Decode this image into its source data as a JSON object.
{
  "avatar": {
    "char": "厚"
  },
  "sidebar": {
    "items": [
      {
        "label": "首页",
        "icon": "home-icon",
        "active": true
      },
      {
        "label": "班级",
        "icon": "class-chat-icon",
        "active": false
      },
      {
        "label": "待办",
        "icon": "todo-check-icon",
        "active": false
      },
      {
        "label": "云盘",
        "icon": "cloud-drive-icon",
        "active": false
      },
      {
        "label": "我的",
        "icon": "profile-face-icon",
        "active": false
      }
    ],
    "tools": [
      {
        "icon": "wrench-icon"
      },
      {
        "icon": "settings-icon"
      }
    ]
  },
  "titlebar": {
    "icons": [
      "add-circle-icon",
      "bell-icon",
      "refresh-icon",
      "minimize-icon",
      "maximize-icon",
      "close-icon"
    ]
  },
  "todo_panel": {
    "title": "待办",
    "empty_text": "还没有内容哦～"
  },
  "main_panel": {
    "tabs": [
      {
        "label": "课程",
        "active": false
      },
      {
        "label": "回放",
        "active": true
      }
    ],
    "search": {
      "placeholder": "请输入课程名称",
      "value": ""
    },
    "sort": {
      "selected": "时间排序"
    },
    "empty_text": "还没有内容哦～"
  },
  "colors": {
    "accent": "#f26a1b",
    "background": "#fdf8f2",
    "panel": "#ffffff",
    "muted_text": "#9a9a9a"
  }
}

### [Goal of the exercise]
Reproduce every line above without error.

### [Solution to this exercise]
Decode this image into its source data as a JSON object.
{
  "avatar": {
    "char": "厚"
  },
  "sidebar": {
    "items": [
      {
        "label": "首页",
        "icon": "home-icon",
        "active": true
      },
      {
        "label": "班级",
        "icon": "class-chat-icon",
        "active": false
      },
      {
        "label": "待办",
        "icon": "todo-check-icon",
        "active": false
      },
      {
        "label": "云盘",
        "icon": "cloud-drive-icon",
        "active": false
      },
      {
        "label": "我的",
        "icon": "profile-face-icon",
        "active": false
      }
    ],
    "tools": [
      {
        "icon": "wrench-icon"
      },
      {
        "icon": "settings-icon"
      }
    ]
  },
  "titlebar": {
    "icons": [
      "add-circle-icon",
      "bell-icon",
      "refresh-icon",
      "minimize-icon",
      "maximize-icon",
      "close-icon"
    ]
  },
  "todo_panel": {
    "title": "待办",
    "empty_text": "还没有内容哦～"
  },
  "main_panel": {
    "tabs": [
      {
        "label": "课程",
        "active": false
      },
      {
        "label": "回放",
        "active": true
      }
    ],
    "search": {
      "placeholder": "请输入课程名称",
      "value": ""
    },
    "sort": {
      "selected": "时间排序"
    },
    "empty_text": "还没有内容哦～"
  },
  "colors": {
    "accent": "#f26a1b",
    "background": "#fdf8f2",
    "panel": "#ffffff",
    "muted_text": "#9a9a9a"
  }
}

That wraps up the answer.